● **Your goal**
Every record below should be written out exactly; pictures stay out.

## Start

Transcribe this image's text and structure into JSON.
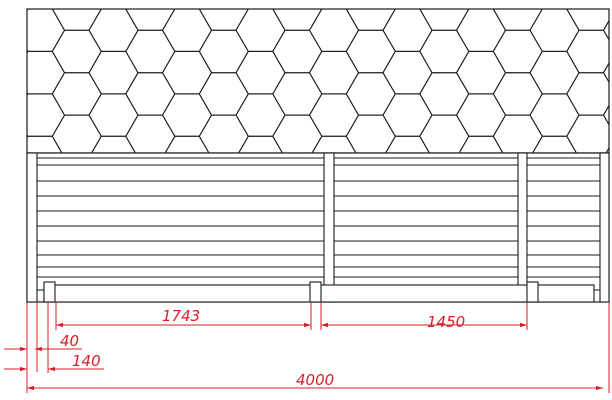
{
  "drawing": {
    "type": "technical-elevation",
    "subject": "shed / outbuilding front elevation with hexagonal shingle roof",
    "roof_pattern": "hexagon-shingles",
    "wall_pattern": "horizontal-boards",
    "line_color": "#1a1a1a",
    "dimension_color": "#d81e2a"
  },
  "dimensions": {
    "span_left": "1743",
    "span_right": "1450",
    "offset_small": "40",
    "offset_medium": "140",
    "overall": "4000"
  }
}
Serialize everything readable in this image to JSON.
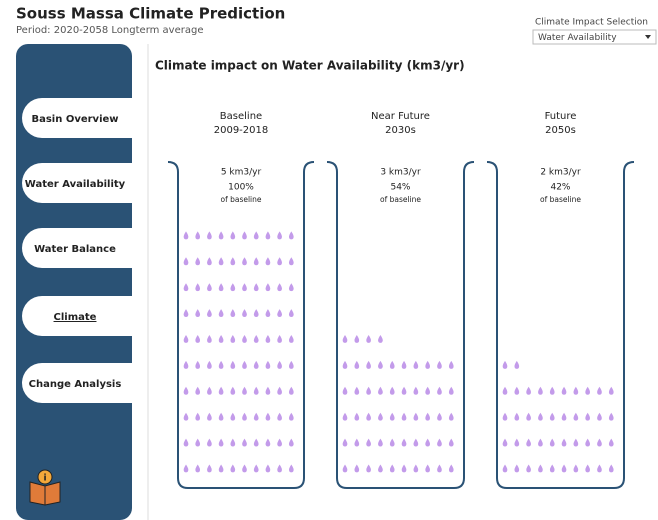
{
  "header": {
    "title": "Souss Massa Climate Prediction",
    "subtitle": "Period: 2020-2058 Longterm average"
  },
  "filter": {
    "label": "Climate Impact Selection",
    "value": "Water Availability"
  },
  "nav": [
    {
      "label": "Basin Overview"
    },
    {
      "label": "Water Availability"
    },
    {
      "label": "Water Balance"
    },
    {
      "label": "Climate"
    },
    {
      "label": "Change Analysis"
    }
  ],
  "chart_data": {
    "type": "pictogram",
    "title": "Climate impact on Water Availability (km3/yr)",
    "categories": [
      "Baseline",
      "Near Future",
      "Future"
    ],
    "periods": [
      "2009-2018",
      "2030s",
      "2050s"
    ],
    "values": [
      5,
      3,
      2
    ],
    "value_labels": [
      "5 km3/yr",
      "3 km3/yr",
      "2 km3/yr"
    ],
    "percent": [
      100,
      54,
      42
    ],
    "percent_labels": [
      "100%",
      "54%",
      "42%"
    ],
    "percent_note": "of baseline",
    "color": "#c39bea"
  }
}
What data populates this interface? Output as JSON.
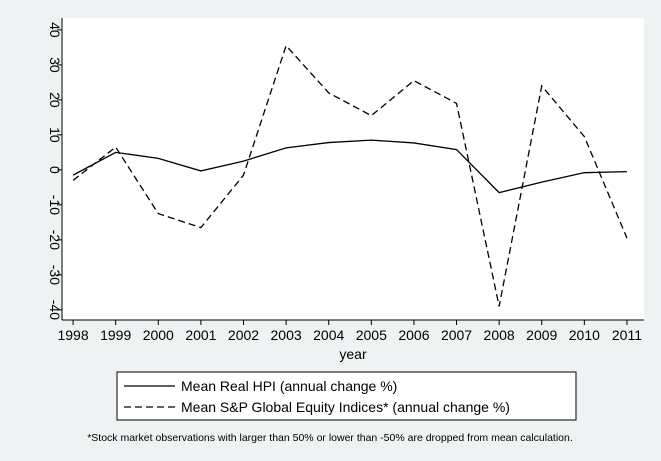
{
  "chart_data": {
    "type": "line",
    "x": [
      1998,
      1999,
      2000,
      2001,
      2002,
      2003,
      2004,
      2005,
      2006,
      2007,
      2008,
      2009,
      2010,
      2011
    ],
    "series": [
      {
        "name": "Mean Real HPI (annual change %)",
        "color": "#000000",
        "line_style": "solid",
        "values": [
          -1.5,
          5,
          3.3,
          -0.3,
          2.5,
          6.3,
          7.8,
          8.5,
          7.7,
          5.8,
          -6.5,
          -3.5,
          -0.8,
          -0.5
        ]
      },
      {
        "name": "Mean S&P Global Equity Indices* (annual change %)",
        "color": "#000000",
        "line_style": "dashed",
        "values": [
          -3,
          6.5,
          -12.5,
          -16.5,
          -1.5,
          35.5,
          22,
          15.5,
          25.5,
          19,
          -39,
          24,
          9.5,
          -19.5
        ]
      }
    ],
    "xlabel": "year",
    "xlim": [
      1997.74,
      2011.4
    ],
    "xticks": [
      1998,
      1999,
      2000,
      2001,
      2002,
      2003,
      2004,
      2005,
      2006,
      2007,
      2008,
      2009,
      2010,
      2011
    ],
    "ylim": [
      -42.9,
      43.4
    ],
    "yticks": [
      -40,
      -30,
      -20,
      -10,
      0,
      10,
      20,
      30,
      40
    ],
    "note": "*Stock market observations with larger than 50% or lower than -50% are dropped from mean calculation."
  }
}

## End

● **Solution for this exercise**
Transcribe this image's text and structure into JSON.
{
  "drawing": {
    "type": "technical-elevation",
    "subject": "shed / outbuilding front elevation with hexagonal shingle roof",
    "roof_pattern": "hexagon-shingles",
    "wall_pattern": "horizontal-boards",
    "line_color": "#1a1a1a",
    "dimension_color": "#d81e2a"
  },
  "dimensions": {
    "span_left": "1743",
    "span_right": "1450",
    "offset_small": "40",
    "offset_medium": "140",
    "overall": "4000"
  }
}
Serialize everything readable in this image to JSON.
{
  "header": {
    "title": "Souss Massa Climate Prediction",
    "subtitle": "Period: 2020-2058 Longterm average"
  },
  "filter": {
    "label": "Climate Impact Selection",
    "value": "Water Availability"
  },
  "nav": [
    {
      "label": "Basin Overview"
    },
    {
      "label": "Water Availability"
    },
    {
      "label": "Water Balance"
    },
    {
      "label": "Climate"
    },
    {
      "label": "Change Analysis"
    }
  ],
  "chart_data": {
    "type": "pictogram",
    "title": "Climate impact on Water Availability (km3/yr)",
    "categories": [
      "Baseline",
      "Near Future",
      "Future"
    ],
    "periods": [
      "2009-2018",
      "2030s",
      "2050s"
    ],
    "values": [
      5,
      3,
      2
    ],
    "value_labels": [
      "5 km3/yr",
      "3 km3/yr",
      "2 km3/yr"
    ],
    "percent": [
      100,
      54,
      42
    ],
    "percent_labels": [
      "100%",
      "54%",
      "42%"
    ],
    "percent_note": "of baseline",
    "color": "#c39bea"
  }
}
What data populates this interface? Output as JSON.
{
  "chart_data": {
    "type": "line",
    "x": [
      1998,
      1999,
      2000,
      2001,
      2002,
      2003,
      2004,
      2005,
      2006,
      2007,
      2008,
      2009,
      2010,
      2011
    ],
    "series": [
      {
        "name": "Mean Real HPI (annual change %)",
        "color": "#000000",
        "line_style": "solid",
        "values": [
          -1.5,
          5,
          3.3,
          -0.3,
          2.5,
          6.3,
          7.8,
          8.5,
          7.7,
          5.8,
          -6.5,
          -3.5,
          -0.8,
          -0.5
        ]
      },
      {
        "name": "Mean S&P Global Equity Indices* (annual change %)",
        "color": "#000000",
        "line_style": "dashed",
        "values": [
          -3,
          6.5,
          -12.5,
          -16.5,
          -1.5,
          35.5,
          22,
          15.5,
          25.5,
          19,
          -39,
          24,
          9.5,
          -19.5
        ]
      }
    ],
    "xlabel": "year",
    "xlim": [
      1997.74,
      2011.4
    ],
    "xticks": [
      1998,
      1999,
      2000,
      2001,
      2002,
      2003,
      2004,
      2005,
      2006,
      2007,
      2008,
      2009,
      2010,
      2011
    ],
    "ylim": [
      -42.9,
      43.4
    ],
    "yticks": [
      -40,
      -30,
      -20,
      -10,
      0,
      10,
      20,
      30,
      40
    ],
    "note": "*Stock market observations with larger than 50% or lower than -50% are dropped from mean calculation."
  }
}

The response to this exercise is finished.